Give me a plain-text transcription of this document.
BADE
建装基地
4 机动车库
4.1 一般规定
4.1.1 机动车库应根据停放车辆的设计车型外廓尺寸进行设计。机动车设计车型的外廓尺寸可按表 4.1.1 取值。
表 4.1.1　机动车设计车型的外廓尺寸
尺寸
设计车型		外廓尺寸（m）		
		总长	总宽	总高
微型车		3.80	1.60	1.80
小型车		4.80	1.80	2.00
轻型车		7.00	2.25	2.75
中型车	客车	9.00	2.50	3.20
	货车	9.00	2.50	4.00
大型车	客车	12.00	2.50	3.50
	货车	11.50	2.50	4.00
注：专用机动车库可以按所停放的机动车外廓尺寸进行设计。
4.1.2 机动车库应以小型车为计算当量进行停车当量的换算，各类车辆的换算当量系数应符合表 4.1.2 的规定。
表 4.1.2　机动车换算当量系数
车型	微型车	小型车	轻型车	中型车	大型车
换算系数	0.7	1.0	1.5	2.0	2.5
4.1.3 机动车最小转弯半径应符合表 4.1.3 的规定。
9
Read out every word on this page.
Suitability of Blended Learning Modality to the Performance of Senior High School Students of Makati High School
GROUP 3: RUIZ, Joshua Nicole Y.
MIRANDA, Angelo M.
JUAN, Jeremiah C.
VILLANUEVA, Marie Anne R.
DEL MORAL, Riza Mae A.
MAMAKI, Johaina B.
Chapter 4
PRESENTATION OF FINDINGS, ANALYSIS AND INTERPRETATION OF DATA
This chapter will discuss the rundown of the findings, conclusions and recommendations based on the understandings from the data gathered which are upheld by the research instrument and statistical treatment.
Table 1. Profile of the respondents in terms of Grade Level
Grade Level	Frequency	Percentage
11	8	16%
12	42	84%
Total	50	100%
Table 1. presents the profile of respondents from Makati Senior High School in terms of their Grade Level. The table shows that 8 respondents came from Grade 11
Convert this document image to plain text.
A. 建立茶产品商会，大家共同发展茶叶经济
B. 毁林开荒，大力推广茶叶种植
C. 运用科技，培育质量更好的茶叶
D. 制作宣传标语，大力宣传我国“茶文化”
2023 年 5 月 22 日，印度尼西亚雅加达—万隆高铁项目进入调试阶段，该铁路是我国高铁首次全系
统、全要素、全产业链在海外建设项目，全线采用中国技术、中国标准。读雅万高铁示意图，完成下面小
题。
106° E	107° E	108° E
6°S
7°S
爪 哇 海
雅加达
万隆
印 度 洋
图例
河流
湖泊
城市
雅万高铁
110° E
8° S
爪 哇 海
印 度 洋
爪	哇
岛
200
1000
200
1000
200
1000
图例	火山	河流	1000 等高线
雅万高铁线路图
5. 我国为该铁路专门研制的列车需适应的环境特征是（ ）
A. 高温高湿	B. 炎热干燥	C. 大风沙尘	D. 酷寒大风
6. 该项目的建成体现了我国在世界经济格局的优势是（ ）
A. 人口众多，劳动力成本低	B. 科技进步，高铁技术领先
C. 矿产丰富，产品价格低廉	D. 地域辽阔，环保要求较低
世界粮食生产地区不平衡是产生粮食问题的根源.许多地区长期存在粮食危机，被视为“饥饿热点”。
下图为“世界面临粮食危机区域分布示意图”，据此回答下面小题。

Task
Copy out the data shown above without altering anything.

Exercise response
Give me a plain-text transcription of this document.
BADE
建装基地
4 机动车库
4.1 一般规定
4.1.1 机动车库应根据停放车辆的设计车型外廓尺寸进行设计。机动车设计车型的外廓尺寸可按表 4.1.1 取值。
表 4.1.1　机动车设计车型的外廓尺寸
尺寸
设计车型		外廓尺寸（m）		
		总长	总宽	总高
微型车		3.80	1.60	1.80
小型车		4.80	1.80	2.00
轻型车		7.00	2.25	2.75
中型车	客车	9.00	2.50	3.20
	货车	9.00	2.50	4.00
大型车	客车	12.00	2.50	3.50
	货车	11.50	2.50	4.00
注：专用机动车库可以按所停放的机动车外廓尺寸进行设计。
4.1.2 机动车库应以小型车为计算当量进行停车当量的换算，各类车辆的换算当量系数应符合表 4.1.2 的规定。
表 4.1.2　机动车换算当量系数
车型	微型车	小型车	轻型车	中型车	大型车
换算系数	0.7	1.0	1.5	2.0	2.5
4.1.3 机动车最小转弯半径应符合表 4.1.3 的规定。
9
Read out every word on this page.
Suitability of Blended Learning Modality to the Performance of Senior High School Students of Makati High School
GROUP 3: RUIZ, Joshua Nicole Y.
MIRANDA, Angelo M.
JUAN, Jeremiah C.
VILLANUEVA, Marie Anne R.
DEL MORAL, Riza Mae A.
MAMAKI, Johaina B.
Chapter 4
PRESENTATION OF FINDINGS, ANALYSIS AND INTERPRETATION OF DATA
This chapter will discuss the rundown of the findings, conclusions and recommendations based on the understandings from the data gathered which are upheld by the research instrument and statistical treatment.
Table 1. Profile of the respondents in terms of Grade Level
Grade Level	Frequency	Percentage
11	8	16%
12	42	84%
Total	50	100%
Table 1. presents the profile of respondents from Makati Senior High School in terms of their Grade Level. The table shows that 8 respondents came from Grade 11
Convert this document image to plain text.
A. 建立茶产品商会，大家共同发展茶叶经济
B. 毁林开荒，大力推广茶叶种植
C. 运用科技，培育质量更好的茶叶
D. 制作宣传标语，大力宣传我国“茶文化”
2023 年 5 月 22 日，印度尼西亚雅加达—万隆高铁项目进入调试阶段，该铁路是我国高铁首次全系
统、全要素、全产业链在海外建设项目，全线采用中国技术、中国标准。读雅万高铁示意图，完成下面小
题。
106° E	107° E	108° E
6°S
7°S
爪 哇 海
雅加达
万隆
印 度 洋
图例
河流
湖泊
城市
雅万高铁
110° E
8° S
爪 哇 海
印 度 洋
爪	哇
岛
200
1000
200
1000
200
1000
图例	火山	河流	1000 等高线
雅万高铁线路图
5. 我国为该铁路专门研制的列车需适应的环境特征是（ ）
A. 高温高湿	B. 炎热干燥	C. 大风沙尘	D. 酷寒大风
6. 该项目的建成体现了我国在世界经济格局的优势是（ ）
A. 人口众多，劳动力成本低	B. 科技进步，高铁技术领先
C. 矿产丰富，产品价格低廉	D. 地域辽阔，环保要求较低
世界粮食生产地区不平衡是产生粮食问题的根源.许多地区长期存在粮食危机，被视为“饥饿热点”。
下图为“世界面临粮食危机区域分布示意图”，据此回答下面小题。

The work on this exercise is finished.